### Exercise instructions
All the data should come back exactly as it was given.

* * *

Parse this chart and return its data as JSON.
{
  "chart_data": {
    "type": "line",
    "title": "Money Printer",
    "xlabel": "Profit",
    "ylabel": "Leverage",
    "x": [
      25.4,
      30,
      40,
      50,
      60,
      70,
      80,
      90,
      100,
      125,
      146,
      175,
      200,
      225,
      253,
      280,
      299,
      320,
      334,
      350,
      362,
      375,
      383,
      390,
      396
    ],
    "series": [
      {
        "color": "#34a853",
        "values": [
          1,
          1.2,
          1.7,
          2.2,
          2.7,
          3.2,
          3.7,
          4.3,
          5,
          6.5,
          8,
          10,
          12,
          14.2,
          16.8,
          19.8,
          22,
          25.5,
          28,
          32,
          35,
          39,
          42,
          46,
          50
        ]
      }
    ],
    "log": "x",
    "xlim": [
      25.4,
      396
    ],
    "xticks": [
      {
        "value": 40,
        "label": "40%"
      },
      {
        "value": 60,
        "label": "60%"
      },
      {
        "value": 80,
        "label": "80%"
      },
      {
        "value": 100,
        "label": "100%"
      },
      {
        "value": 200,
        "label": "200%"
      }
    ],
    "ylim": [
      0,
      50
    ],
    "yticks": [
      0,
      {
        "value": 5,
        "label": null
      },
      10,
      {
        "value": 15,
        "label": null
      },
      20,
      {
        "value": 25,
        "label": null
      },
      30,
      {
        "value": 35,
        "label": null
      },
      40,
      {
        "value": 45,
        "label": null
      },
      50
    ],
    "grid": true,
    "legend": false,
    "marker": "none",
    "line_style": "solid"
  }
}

* * *

### Final answer
Parse this chart and return its data as JSON.
{
  "chart_data": {
    "type": "line",
    "title": "Money Printer",
    "xlabel": "Profit",
    "ylabel": "Leverage",
    "x": [
      25.4,
      30,
      40,
      50,
      60,
      70,
      80,
      90,
      100,
      125,
      146,
      175,
      200,
      225,
      253,
      280,
      299,
      320,
      334,
      350,
      362,
      375,
      383,
      390,
      396
    ],
    "series": [
      {
        "color": "#34a853",
        "values": [
          1,
          1.2,
          1.7,
          2.2,
          2.7,
          3.2,
          3.7,
          4.3,
          5,
          6.5,
          8,
          10,
          12,
          14.2,
          16.8,
          19.8,
          22,
          25.5,
          28,
          32,
          35,
          39,
          42,
          46,
          50
        ]
      }
    ],
    "log": "x",
    "xlim": [
      25.4,
      396
    ],
    "xticks": [
      {
        "value": 40,
        "label": "40%"
      },
      {
        "value": 60,
        "label": "60%"
      },
      {
        "value": 80,
        "label": "80%"
      },
      {
        "value": 100,
        "label": "100%"
      },
      {
        "value": 200,
        "label": "200%"
      }
    ],
    "ylim": [
      0,
      50
    ],
    "yticks": [
      0,
      {
        "value": 5,
        "label": null
      },
      10,
      {
        "value": 15,
        "label": null
      },
      20,
      {
        "value": 25,
        "label": null
      },
      30,
      {
        "value": 35,
        "label": null
      },
      40,
      {
        "value": 45,
        "label": null
      },
      50
    ],
    "grid": true,
    "legend": false,
    "marker": "none",
    "line_style": "solid"
  }
}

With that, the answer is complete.